- **Task directions**
Lay out the lines below as a Markdown table with the columns "Row" and "Line", starting at the first line and ending at the line that contains "data-label: 0.9 [466,636,495,652]", inclusive, and omitting any blank lines. Include no other lines.

┌────────

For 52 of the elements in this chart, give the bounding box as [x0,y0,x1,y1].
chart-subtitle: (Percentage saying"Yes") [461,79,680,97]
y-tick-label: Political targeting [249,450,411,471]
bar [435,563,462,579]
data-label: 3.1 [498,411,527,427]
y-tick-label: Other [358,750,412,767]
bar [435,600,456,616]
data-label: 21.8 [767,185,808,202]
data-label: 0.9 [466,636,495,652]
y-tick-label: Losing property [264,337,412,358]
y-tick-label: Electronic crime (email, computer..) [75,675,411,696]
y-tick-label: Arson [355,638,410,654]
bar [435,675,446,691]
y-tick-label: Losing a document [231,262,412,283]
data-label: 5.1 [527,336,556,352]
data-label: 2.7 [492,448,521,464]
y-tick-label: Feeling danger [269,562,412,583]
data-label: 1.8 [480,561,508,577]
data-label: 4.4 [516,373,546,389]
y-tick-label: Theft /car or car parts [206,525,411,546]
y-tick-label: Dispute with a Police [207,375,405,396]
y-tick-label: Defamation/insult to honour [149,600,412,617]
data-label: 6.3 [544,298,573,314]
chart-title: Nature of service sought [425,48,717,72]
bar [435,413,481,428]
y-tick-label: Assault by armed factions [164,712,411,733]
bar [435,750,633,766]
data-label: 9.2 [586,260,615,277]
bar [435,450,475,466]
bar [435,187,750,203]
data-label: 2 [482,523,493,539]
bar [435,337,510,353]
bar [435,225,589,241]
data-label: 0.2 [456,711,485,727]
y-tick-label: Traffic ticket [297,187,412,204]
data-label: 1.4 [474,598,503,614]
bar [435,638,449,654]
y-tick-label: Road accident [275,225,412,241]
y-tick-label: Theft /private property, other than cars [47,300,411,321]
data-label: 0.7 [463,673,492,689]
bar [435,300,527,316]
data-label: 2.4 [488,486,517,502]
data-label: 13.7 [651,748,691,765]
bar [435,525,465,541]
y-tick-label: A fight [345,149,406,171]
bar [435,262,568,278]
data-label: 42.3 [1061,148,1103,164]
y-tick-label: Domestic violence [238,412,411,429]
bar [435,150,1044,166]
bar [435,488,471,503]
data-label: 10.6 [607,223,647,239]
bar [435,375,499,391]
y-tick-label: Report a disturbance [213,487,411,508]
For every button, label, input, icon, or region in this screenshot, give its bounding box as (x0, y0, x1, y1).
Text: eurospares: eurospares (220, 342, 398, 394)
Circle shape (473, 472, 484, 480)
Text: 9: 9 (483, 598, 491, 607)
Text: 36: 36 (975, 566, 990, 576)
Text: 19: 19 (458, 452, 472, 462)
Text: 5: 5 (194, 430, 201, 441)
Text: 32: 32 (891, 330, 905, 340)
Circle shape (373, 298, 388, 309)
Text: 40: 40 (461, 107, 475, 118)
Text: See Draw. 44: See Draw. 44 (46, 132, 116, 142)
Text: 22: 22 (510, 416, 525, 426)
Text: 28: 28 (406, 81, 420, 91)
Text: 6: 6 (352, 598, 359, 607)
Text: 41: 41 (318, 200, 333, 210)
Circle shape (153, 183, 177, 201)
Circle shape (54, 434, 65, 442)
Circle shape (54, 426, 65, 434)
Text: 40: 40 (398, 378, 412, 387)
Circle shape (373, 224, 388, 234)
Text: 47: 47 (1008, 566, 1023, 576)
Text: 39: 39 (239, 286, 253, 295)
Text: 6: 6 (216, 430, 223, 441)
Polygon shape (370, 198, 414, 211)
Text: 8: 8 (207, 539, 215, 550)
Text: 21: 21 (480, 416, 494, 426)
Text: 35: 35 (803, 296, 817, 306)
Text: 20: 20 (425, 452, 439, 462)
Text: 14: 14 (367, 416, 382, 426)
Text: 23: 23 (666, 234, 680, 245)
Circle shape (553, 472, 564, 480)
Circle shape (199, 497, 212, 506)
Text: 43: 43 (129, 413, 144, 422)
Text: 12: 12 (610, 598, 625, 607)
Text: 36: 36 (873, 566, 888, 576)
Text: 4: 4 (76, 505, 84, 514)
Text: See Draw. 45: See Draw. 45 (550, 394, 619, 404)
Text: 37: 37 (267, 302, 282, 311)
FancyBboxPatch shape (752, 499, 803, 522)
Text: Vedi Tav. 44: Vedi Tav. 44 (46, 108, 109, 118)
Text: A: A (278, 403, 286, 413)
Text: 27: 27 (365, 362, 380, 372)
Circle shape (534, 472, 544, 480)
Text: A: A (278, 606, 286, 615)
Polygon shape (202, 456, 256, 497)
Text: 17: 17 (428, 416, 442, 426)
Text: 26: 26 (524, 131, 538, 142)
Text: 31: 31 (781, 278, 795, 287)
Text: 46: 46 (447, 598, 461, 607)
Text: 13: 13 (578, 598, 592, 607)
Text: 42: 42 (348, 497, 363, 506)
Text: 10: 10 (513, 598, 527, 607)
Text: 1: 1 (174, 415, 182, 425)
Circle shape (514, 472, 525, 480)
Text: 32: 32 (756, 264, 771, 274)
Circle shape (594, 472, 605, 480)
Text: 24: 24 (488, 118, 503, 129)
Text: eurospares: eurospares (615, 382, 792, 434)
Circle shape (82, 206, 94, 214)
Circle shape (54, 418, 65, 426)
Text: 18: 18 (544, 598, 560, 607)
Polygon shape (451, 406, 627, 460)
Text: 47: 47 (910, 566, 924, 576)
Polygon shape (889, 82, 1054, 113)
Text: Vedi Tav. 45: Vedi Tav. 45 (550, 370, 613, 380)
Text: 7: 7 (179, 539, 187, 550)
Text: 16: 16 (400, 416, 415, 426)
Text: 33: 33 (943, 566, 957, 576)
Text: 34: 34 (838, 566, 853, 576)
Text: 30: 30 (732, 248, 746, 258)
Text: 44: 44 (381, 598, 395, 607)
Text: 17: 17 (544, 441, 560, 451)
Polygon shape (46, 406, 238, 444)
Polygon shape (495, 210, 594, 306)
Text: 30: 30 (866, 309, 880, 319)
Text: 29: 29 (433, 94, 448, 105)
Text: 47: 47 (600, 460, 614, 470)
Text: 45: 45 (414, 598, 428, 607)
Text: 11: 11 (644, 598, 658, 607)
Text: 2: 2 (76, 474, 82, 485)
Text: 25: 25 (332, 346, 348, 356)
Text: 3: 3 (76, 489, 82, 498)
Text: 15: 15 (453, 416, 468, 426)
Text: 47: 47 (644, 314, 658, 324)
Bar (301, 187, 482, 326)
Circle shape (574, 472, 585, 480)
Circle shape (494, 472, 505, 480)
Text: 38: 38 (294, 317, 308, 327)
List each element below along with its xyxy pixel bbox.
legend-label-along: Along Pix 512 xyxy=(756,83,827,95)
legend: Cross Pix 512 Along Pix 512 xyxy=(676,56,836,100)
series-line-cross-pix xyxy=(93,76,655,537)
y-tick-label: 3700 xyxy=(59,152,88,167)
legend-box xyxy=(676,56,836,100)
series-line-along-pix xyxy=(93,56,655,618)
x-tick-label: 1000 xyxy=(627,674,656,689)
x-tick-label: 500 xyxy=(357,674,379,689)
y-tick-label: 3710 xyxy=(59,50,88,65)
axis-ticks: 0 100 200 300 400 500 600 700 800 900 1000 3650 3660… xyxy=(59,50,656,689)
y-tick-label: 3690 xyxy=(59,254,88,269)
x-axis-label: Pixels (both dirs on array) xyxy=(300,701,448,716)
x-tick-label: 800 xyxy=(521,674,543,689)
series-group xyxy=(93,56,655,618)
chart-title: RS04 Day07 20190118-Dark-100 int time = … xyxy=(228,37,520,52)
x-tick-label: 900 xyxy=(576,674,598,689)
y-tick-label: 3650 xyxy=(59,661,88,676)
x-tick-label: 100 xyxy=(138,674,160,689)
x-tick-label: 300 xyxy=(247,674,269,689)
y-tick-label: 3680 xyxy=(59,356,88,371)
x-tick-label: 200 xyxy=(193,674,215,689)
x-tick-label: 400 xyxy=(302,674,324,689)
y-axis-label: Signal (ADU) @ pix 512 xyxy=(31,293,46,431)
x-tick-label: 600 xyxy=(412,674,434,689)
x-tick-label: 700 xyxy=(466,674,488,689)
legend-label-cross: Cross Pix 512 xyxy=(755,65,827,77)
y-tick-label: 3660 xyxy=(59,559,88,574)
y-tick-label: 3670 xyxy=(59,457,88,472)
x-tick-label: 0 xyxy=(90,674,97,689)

└────────

- **Full solution**
| Row | Line |
|---|---|
| 1 | For 52 of the elements in this chart, give the bounding box as [x0,y0,x1,y1]. |
| 2 | chart-subtitle: (Percentage saying"Yes") [461,79,680,97] |
| 3 | y-tick-label: Political targeting [249,450,411,471] |
| 4 | bar [435,563,462,579] |
| 5 | data-label: 3.1 [498,411,527,427] |
| 6 | y-tick-label: Other [358,750,412,767] |
| 7 | bar [435,600,456,616] |
| 8 | data-label: 21.8 [767,185,808,202] |
| 9 | data-label: 0.9 [466,636,495,652] |